(Records from a dataset)
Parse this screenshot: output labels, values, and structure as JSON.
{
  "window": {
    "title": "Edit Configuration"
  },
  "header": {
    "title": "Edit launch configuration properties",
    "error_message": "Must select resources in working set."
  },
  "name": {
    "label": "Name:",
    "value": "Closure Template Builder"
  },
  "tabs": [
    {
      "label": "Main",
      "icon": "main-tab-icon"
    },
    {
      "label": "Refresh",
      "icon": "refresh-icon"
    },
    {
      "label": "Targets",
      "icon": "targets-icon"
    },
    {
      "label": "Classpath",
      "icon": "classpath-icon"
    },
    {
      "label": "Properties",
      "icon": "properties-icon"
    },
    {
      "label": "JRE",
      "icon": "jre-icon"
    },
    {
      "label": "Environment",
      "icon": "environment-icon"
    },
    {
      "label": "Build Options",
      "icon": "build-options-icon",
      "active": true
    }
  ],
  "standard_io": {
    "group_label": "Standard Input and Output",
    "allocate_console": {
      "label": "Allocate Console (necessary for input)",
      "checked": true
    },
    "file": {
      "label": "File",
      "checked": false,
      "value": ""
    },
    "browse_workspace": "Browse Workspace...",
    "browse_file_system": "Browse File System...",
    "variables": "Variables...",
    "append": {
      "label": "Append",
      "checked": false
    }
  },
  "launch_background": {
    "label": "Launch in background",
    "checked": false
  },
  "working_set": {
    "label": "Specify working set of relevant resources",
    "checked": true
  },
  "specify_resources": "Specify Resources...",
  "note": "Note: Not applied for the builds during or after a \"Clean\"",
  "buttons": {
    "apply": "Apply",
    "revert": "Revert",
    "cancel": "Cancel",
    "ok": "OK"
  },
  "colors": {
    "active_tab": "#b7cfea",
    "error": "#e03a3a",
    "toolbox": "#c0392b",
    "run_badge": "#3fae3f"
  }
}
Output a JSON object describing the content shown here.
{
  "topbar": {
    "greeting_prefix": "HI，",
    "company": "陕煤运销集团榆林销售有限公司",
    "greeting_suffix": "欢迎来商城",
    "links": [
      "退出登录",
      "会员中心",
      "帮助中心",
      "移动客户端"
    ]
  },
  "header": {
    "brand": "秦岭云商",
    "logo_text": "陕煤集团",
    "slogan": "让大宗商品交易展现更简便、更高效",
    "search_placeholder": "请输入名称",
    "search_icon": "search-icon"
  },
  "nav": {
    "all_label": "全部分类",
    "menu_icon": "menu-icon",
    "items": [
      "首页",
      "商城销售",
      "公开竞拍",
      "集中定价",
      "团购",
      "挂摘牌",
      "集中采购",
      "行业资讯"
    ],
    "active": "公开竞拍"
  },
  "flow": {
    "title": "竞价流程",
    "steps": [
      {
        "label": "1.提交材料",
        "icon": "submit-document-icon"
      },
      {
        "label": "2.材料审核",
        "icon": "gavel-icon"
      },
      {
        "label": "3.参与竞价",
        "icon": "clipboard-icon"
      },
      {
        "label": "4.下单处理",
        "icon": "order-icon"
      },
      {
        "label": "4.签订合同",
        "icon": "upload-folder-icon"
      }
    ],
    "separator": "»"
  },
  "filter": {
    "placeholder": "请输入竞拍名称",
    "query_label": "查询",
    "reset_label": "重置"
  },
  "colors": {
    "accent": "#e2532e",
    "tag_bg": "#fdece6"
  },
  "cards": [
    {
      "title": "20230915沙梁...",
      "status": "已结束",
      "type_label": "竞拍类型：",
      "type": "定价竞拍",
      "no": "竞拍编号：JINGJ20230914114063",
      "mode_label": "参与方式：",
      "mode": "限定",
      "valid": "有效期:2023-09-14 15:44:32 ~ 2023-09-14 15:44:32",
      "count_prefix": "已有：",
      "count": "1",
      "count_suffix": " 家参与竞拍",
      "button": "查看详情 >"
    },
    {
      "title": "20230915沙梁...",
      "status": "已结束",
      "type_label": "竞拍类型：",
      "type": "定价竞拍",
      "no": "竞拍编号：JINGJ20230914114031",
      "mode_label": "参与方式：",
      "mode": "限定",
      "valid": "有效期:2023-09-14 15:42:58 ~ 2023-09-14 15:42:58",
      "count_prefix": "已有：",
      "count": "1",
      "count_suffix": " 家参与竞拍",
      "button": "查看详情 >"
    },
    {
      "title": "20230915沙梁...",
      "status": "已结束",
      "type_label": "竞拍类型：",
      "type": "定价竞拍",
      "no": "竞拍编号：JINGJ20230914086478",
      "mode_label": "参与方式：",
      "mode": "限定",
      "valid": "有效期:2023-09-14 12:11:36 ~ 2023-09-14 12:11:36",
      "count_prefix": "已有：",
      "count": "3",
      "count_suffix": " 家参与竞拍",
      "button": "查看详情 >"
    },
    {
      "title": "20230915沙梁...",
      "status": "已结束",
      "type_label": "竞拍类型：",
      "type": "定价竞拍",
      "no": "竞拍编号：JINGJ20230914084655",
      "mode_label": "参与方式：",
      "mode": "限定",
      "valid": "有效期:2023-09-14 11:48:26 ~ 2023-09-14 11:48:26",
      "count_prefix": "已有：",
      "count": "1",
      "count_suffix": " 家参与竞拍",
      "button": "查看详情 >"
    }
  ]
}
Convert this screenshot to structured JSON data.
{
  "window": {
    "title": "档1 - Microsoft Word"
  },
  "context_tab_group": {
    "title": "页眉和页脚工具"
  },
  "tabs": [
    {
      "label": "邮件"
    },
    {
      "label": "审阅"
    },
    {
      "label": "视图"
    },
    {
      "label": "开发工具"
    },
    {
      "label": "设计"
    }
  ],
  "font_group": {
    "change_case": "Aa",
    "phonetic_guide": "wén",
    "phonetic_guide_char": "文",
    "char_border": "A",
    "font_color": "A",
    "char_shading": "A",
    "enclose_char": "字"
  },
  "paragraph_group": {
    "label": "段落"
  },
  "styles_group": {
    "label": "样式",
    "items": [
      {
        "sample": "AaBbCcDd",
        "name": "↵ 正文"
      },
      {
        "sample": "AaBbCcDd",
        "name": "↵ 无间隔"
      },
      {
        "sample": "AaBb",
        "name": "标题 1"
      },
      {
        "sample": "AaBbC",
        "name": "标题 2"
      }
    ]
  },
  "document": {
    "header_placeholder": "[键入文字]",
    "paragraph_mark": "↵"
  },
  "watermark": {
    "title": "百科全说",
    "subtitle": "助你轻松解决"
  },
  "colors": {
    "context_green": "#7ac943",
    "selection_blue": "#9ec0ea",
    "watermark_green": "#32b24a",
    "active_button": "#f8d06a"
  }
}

= Task requirements =
Only the lines from the one containing "Convert this screenshot" to the end of the data should be printed, exactly as they stand.

= Complete answer =
Convert this screenshot to structured JSON data.
{
  "window": {
    "title": "档1 - Microsoft Word"
  },
  "context_tab_group": {
    "title": "页眉和页脚工具"
  },
  "tabs": [
    {
      "label": "邮件"
    },
    {
      "label": "审阅"
    },
    {
      "label": "视图"
    },
    {
      "label": "开发工具"
    },
    {
      "label": "设计"
    }
  ],
  "font_group": {
    "change_case": "Aa",
    "phonetic_guide": "wén",
    "phonetic_guide_char": "文",
    "char_border": "A",
    "font_color": "A",
    "char_shading": "A",
    "enclose_char": "字"
  },
  "paragraph_group": {
    "label": "段落"
  },
  "styles_group": {
    "label": "样式",
    "items": [
      {
        "sample": "AaBbCcDd",
        "name": "↵ 正文"
      },
      {
        "sample": "AaBbCcDd",
        "name": "↵ 无间隔"
      },
      {
        "sample": "AaBb",
        "name": "标题 1"
      },
      {
        "sample": "AaBbC",
        "name": "标题 2"
      }
    ]
  },
  "document": {
    "header_placeholder": "[键入文字]",
    "paragraph_mark": "↵"
  },
  "watermark": {
    "title": "百科全说",
    "subtitle": "助你轻松解决"
  },
  "colors": {
    "context_green": "#7ac943",
    "selection_blue": "#9ec0ea",
    "watermark_green": "#32b24a",
    "active_button": "#f8d06a"
  }
}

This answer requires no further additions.